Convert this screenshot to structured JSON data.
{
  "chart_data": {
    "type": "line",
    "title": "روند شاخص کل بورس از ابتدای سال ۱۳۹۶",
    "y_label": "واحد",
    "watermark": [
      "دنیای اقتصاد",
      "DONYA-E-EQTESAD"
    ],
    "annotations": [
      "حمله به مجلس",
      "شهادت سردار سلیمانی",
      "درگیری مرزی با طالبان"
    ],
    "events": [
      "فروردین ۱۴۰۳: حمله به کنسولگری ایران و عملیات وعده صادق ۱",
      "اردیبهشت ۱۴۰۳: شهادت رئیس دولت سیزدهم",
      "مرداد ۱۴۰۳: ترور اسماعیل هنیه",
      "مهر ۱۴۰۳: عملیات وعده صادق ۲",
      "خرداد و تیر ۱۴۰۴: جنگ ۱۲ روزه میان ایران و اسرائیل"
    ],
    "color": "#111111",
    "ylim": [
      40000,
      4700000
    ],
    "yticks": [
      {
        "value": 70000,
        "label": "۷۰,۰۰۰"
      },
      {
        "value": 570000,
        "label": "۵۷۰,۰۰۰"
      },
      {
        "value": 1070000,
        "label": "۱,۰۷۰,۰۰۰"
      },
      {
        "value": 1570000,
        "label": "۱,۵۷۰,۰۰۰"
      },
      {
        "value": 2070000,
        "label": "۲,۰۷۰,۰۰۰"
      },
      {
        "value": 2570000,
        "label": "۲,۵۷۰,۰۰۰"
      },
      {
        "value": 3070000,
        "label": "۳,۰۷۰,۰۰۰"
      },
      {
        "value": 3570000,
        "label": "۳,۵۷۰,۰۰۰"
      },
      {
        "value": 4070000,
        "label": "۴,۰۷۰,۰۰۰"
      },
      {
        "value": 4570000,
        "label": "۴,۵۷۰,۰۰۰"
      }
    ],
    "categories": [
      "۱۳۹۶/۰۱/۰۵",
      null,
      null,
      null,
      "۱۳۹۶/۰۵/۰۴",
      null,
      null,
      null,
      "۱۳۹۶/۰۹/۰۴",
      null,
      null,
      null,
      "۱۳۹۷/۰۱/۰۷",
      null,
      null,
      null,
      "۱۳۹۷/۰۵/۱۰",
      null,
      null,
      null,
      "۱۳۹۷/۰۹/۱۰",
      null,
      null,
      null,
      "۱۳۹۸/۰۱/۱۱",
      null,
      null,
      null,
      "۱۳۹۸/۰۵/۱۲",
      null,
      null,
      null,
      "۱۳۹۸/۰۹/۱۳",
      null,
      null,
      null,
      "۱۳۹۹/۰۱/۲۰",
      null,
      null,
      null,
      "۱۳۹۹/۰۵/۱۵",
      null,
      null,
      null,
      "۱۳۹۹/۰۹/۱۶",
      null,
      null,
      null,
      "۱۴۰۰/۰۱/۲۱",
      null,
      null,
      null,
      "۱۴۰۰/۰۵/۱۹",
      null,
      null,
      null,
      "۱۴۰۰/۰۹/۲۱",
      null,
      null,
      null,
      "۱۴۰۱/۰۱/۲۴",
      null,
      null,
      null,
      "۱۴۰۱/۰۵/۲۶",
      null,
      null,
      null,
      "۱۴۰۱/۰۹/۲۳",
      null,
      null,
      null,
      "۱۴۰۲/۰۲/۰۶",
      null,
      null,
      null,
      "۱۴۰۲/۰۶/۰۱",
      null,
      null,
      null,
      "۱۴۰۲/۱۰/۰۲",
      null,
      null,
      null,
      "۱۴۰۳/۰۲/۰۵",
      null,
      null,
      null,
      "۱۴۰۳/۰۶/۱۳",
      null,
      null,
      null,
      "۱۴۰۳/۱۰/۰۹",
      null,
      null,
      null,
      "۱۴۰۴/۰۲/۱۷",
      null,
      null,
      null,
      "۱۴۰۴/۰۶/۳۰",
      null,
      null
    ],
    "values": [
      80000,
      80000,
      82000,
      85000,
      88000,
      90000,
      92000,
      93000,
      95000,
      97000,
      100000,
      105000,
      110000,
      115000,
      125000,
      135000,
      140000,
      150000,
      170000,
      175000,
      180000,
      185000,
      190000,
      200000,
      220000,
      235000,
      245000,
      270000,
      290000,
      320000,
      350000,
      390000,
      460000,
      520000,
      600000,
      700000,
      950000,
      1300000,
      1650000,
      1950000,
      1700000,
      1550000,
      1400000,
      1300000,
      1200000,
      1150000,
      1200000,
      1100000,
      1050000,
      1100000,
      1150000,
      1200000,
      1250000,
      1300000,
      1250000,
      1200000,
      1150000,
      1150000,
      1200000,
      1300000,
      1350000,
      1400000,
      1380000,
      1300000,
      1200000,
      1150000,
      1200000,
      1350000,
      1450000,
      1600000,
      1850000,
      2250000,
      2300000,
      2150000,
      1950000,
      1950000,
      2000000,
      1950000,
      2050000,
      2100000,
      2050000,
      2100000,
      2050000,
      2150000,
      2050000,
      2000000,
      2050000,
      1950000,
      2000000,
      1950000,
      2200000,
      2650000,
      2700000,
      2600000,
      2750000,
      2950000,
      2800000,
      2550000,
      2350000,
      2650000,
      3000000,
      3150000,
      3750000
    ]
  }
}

◆ ◆ ◆ ◆ ◆ ◆ ◆

> [Objective]: Write every line of the material above again, exactly.

> [Answer below]:
Convert this screenshot to structured JSON data.
{
  "chart_data": {
    "type": "line",
    "title": "روند شاخص کل بورس از ابتدای سال ۱۳۹۶",
    "y_label": "واحد",
    "watermark": [
      "دنیای اقتصاد",
      "DONYA-E-EQTESAD"
    ],
    "annotations": [
      "حمله به مجلس",
      "شهادت سردار سلیمانی",
      "درگیری مرزی با طالبان"
    ],
    "events": [
      "فروردین ۱۴۰۳: حمله به کنسولگری ایران و عملیات وعده صادق ۱",
      "اردیبهشت ۱۴۰۳: شهادت رئیس دولت سیزدهم",
      "مرداد ۱۴۰۳: ترور اسماعیل هنیه",
      "مهر ۱۴۰۳: عملیات وعده صادق ۲",
      "خرداد و تیر ۱۴۰۴: جنگ ۱۲ روزه میان ایران و اسرائیل"
    ],
    "color": "#111111",
    "ylim": [
      40000,
      4700000
    ],
    "yticks": [
      {
        "value": 70000,
        "label": "۷۰,۰۰۰"
      },
      {
        "value": 570000,
        "label": "۵۷۰,۰۰۰"
      },
      {
        "value": 1070000,
        "label": "۱,۰۷۰,۰۰۰"
      },
      {
        "value": 1570000,
        "label": "۱,۵۷۰,۰۰۰"
      },
      {
        "value": 2070000,
        "label": "۲,۰۷۰,۰۰۰"
      },
      {
        "value": 2570000,
        "label": "۲,۵۷۰,۰۰۰"
      },
      {
        "value": 3070000,
        "label": "۳,۰۷۰,۰۰۰"
      },
      {
        "value": 3570000,
        "label": "۳,۵۷۰,۰۰۰"
      },
      {
        "value": 4070000,
        "label": "۴,۰۷۰,۰۰۰"
      },
      {
        "value": 4570000,
        "label": "۴,۵۷۰,۰۰۰"
      }
    ],
    "categories": [
      "۱۳۹۶/۰۱/۰۵",
      null,
      null,
      null,
      "۱۳۹۶/۰۵/۰۴",
      null,
      null,
      null,
      "۱۳۹۶/۰۹/۰۴",
      null,
      null,
      null,
      "۱۳۹۷/۰۱/۰۷",
      null,
      null,
      null,
      "۱۳۹۷/۰۵/۱۰",
      null,
      null,
      null,
      "۱۳۹۷/۰۹/۱۰",
      null,
      null,
      null,
      "۱۳۹۸/۰۱/۱۱",
      null,
      null,
      null,
      "۱۳۹۸/۰۵/۱۲",
      null,
      null,
      null,
      "۱۳۹۸/۰۹/۱۳",
      null,
      null,
      null,
      "۱۳۹۹/۰۱/۲۰",
      null,
      null,
      null,
      "۱۳۹۹/۰۵/۱۵",
      null,
      null,
      null,
      "۱۳۹۹/۰۹/۱۶",
      null,
      null,
      null,
      "۱۴۰۰/۰۱/۲۱",
      null,
      null,
      null,
      "۱۴۰۰/۰۵/۱۹",
      null,
      null,
      null,
      "۱۴۰۰/۰۹/۲۱",
      null,
      null,
      null,
      "۱۴۰۱/۰۱/۲۴",
      null,
      null,
      null,
      "۱۴۰۱/۰۵/۲۶",
      null,
      null,
      null,
      "۱۴۰۱/۰۹/۲۳",
      null,
      null,
      null,
      "۱۴۰۲/۰۲/۰۶",
      null,
      null,
      null,
      "۱۴۰۲/۰۶/۰۱",
      null,
      null,
      null,
      "۱۴۰۲/۱۰/۰۲",
      null,
      null,
      null,
      "۱۴۰۳/۰۲/۰۵",
      null,
      null,
      null,
      "۱۴۰۳/۰۶/۱۳",
      null,
      null,
      null,
      "۱۴۰۳/۱۰/۰۹",
      null,
      null,
      null,
      "۱۴۰۴/۰۲/۱۷",
      null,
      null,
      null,
      "۱۴۰۴/۰۶/۳۰",
      null,
      null
    ],
    "values": [
      80000,
      80000,
      82000,
      85000,
      88000,
      90000,
      92000,
      93000,
      95000,
      97000,
      100000,
      105000,
      110000,
      115000,
      125000,
      135000,
      140000,
      150000,
      170000,
      175000,
      180000,
      185000,
      190000,
      200000,
      220000,
      235000,
      245000,
      270000,
      290000,
      320000,
      350000,
      390000,
      460000,
      520000,
      600000,
      700000,
      950000,
      1300000,
      1650000,
      1950000,
      1700000,
      1550000,
      1400000,
      1300000,
      1200000,
      1150000,
      1200000,
      1100000,
      1050000,
      1100000,
      1150000,
      1200000,
      1250000,
      1300000,
      1250000,
      1200000,
      1150000,
      1150000,
      1200000,
      1300000,
      1350000,
      1400000,
      1380000,
      1300000,
      1200000,
      1150000,
      1200000,
      1350000,
      1450000,
      1600000,
      1850000,
      2250000,
      2300000,
      2150000,
      1950000,
      1950000,
      2000000,
      1950000,
      2050000,
      2100000,
      2050000,
      2100000,
      2050000,
      2150000,
      2050000,
      2000000,
      2050000,
      1950000,
      2000000,
      1950000,
      2200000,
      2650000,
      2700000,
      2600000,
      2750000,
      2950000,
      2800000,
      2550000,
      2350000,
      2650000,
      3000000,
      3150000,
      3750000
    ]
  }
}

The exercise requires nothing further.